■ Aim of the task: Which lines contain the string "videos"? Please list every one of them.

■ The input:
──────────

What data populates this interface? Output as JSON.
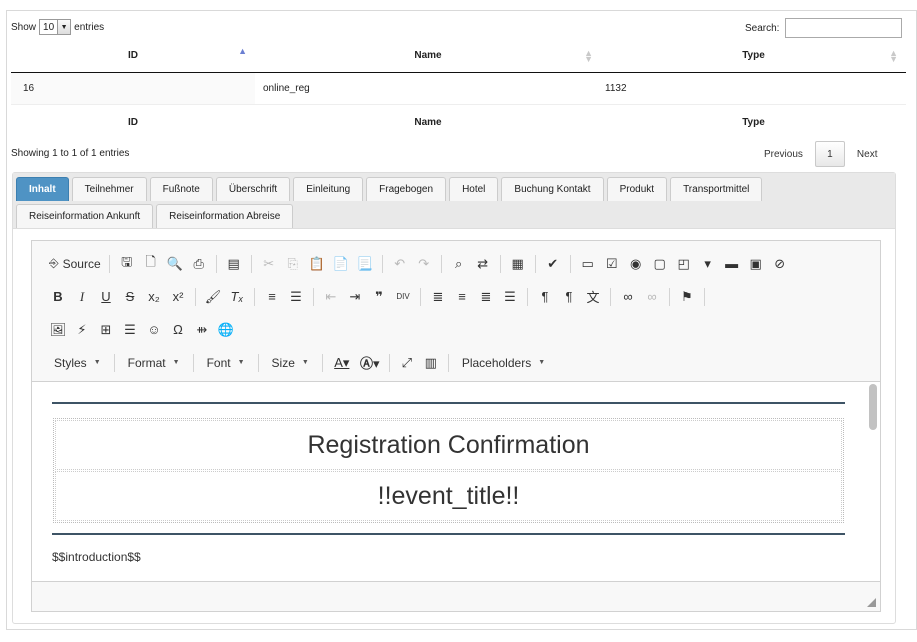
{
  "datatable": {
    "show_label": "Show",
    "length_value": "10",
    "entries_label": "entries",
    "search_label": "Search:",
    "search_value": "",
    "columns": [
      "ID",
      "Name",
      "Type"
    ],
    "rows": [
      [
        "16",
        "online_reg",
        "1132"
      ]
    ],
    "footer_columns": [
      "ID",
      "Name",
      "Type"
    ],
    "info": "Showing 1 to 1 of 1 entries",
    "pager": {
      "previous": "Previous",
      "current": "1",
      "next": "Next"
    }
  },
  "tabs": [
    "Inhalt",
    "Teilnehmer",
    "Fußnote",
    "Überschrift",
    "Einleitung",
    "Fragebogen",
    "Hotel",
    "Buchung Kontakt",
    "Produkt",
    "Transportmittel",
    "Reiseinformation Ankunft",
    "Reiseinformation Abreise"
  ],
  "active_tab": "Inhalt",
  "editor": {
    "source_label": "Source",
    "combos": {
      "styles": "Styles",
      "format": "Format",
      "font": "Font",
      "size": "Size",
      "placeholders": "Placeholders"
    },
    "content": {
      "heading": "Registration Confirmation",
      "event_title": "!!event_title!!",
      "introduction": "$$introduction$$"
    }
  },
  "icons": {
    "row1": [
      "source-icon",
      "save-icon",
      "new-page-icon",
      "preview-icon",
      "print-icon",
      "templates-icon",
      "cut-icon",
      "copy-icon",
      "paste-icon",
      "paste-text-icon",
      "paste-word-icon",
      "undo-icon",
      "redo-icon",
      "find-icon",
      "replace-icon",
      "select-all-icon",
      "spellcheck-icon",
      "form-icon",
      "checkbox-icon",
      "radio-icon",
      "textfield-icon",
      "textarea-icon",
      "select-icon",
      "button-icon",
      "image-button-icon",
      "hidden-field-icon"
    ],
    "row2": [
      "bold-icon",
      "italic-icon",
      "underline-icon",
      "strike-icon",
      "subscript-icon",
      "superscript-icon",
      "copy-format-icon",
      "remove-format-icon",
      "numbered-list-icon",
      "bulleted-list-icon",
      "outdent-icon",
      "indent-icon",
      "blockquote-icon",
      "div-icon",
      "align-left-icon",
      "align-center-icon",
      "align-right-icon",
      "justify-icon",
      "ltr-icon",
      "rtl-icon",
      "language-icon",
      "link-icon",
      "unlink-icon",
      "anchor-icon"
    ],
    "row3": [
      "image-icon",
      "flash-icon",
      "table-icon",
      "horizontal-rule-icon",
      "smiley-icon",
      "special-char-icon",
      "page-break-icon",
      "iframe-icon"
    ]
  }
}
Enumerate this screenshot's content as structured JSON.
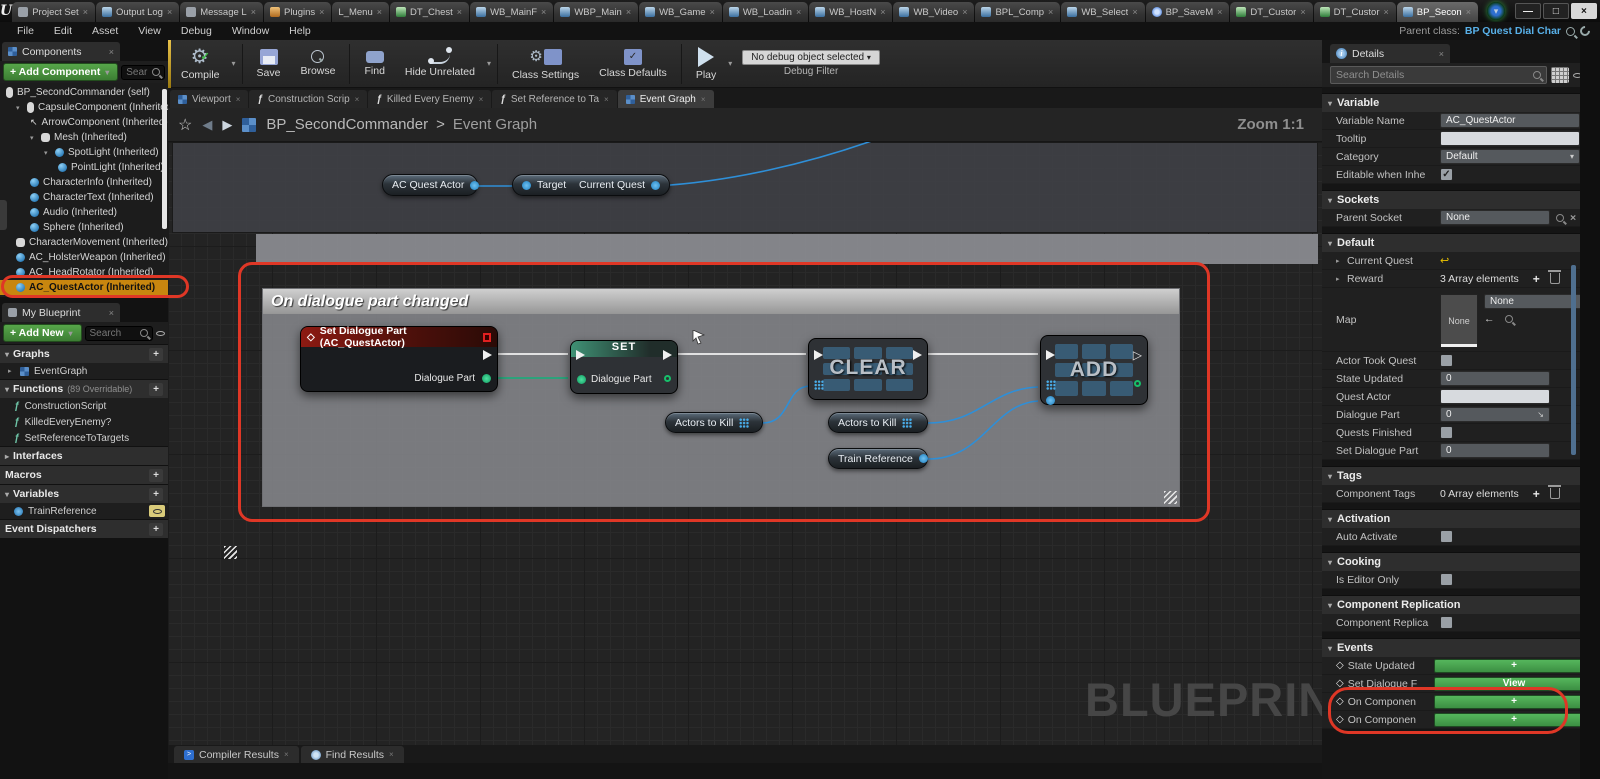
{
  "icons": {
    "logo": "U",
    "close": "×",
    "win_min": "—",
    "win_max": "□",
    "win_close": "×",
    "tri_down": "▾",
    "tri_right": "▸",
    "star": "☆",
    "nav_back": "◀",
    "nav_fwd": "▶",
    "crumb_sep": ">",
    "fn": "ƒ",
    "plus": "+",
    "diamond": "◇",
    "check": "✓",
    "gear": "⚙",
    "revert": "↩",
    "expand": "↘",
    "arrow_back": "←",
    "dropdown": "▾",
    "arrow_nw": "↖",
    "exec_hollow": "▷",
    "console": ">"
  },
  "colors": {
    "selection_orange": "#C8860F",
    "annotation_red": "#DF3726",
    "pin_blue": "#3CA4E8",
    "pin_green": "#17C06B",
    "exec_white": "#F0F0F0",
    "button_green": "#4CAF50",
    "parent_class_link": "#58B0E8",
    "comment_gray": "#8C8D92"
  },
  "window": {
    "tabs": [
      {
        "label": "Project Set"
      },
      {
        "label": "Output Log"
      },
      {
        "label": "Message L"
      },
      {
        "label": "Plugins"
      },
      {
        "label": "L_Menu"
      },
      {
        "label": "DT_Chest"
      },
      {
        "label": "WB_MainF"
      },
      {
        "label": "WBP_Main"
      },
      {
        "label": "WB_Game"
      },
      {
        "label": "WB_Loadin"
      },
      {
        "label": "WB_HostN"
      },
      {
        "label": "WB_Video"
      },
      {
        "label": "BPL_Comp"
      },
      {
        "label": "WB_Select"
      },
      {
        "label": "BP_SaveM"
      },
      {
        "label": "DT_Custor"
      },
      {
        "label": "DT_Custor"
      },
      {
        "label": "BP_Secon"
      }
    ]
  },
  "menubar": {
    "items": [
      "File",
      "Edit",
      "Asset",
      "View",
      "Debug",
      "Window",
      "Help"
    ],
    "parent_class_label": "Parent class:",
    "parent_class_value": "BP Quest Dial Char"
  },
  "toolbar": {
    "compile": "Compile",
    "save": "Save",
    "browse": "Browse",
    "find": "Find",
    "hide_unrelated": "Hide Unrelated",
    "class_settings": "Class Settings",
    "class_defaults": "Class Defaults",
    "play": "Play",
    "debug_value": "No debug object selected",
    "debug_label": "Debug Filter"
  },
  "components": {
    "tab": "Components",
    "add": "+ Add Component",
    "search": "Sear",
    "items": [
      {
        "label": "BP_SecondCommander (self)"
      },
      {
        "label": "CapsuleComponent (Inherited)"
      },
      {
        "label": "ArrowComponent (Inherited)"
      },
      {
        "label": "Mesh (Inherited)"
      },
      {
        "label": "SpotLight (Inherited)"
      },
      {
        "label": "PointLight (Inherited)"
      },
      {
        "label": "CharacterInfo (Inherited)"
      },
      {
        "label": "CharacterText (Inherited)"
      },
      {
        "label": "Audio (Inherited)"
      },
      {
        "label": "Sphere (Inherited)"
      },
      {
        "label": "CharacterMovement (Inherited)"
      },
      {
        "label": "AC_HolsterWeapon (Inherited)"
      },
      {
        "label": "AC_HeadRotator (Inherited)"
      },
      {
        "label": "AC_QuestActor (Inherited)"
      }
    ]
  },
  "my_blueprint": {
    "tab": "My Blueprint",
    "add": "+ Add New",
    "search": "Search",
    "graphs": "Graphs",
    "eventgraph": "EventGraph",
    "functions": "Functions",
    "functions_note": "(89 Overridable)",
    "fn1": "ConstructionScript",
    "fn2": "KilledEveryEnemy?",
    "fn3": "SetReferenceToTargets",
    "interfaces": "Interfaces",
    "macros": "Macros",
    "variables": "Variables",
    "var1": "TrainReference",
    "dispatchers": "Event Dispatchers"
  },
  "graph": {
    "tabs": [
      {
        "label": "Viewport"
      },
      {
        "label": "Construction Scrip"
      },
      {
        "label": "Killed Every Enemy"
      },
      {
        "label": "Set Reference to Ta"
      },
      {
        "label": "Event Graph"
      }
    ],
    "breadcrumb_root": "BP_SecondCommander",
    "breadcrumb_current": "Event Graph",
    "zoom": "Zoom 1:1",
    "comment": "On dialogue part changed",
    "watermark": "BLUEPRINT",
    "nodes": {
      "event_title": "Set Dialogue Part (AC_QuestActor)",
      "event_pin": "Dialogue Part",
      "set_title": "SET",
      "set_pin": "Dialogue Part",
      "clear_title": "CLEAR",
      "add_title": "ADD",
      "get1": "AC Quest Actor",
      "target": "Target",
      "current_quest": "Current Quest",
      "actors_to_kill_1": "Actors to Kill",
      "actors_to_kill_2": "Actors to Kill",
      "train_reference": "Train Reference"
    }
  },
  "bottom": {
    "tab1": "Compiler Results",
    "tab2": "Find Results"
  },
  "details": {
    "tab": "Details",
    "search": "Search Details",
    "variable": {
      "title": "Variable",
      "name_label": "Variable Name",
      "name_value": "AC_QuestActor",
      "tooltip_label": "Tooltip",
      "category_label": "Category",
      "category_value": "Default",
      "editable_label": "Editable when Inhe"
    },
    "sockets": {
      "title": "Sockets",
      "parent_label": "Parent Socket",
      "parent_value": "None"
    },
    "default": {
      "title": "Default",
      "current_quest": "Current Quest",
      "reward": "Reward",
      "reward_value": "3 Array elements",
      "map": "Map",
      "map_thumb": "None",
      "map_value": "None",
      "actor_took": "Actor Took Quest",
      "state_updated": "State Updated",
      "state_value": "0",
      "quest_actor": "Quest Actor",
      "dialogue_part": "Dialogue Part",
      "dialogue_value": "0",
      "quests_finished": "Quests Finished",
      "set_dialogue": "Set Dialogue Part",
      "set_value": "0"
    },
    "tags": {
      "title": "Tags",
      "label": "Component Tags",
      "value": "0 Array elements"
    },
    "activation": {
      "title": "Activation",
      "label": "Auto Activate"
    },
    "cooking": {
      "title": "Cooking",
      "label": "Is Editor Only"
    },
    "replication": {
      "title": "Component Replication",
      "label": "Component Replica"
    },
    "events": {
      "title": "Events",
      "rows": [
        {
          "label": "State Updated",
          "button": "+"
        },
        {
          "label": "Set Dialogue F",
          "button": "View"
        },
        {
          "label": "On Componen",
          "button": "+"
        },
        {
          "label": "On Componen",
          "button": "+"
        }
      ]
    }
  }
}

──────────

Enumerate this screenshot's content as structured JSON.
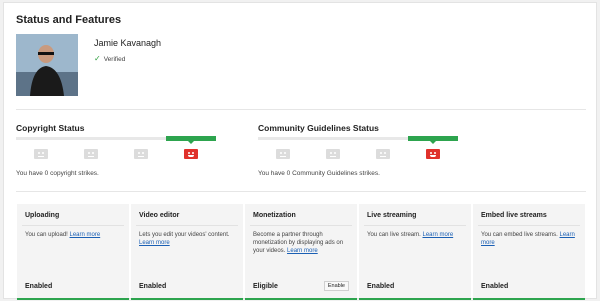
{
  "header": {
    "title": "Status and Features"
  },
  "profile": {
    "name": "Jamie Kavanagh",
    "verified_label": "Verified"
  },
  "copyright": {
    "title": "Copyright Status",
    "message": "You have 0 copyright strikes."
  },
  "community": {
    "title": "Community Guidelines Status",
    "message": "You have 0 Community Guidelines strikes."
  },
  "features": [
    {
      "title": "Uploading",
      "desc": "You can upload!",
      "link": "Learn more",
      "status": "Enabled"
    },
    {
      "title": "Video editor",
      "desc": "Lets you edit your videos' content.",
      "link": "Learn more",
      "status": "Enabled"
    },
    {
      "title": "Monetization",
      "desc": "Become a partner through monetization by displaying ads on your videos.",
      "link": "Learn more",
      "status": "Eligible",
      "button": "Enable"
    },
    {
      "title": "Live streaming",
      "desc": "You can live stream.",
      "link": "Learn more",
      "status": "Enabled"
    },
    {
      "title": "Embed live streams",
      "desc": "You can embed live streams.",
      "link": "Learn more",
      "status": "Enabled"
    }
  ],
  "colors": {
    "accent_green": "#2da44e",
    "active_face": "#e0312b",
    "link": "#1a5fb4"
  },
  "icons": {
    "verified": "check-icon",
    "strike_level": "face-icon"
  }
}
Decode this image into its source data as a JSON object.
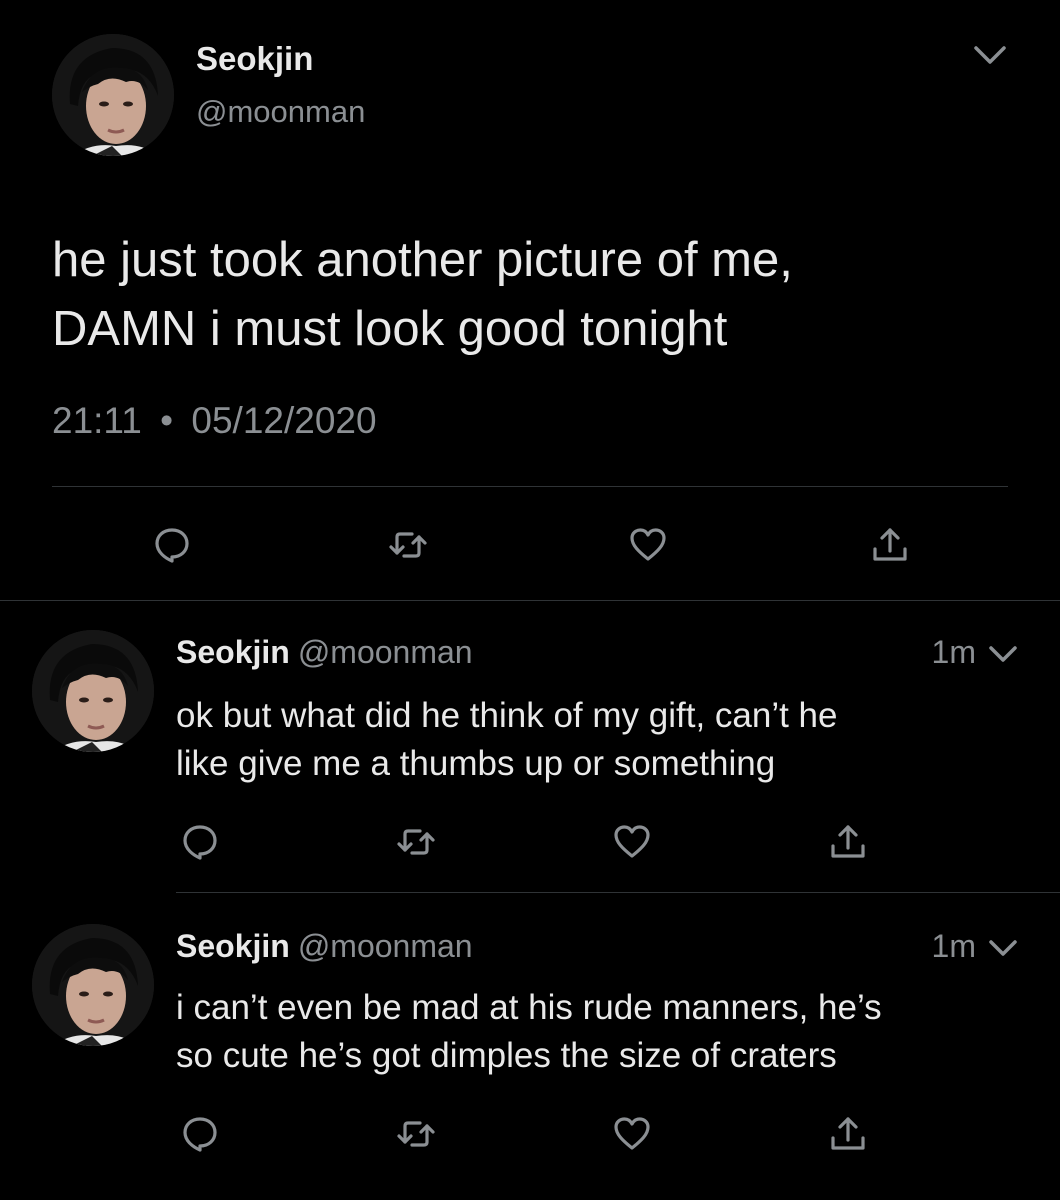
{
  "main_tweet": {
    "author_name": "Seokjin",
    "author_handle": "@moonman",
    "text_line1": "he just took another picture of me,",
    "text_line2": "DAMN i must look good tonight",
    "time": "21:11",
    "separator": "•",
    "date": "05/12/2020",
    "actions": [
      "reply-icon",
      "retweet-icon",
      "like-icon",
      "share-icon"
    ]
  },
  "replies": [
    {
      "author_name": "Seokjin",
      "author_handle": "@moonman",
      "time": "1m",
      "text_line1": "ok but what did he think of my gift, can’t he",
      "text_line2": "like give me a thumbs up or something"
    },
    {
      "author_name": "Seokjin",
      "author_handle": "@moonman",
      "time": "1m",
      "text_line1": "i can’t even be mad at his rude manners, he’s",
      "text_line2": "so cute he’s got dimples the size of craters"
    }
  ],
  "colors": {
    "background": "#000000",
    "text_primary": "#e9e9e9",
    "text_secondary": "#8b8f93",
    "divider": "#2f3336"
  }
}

──────────

■ Written answer:
      "desc": "Lets you edit your videos' content.",
      "desc": "Become a partner through monetization by displaying ads on your videos.",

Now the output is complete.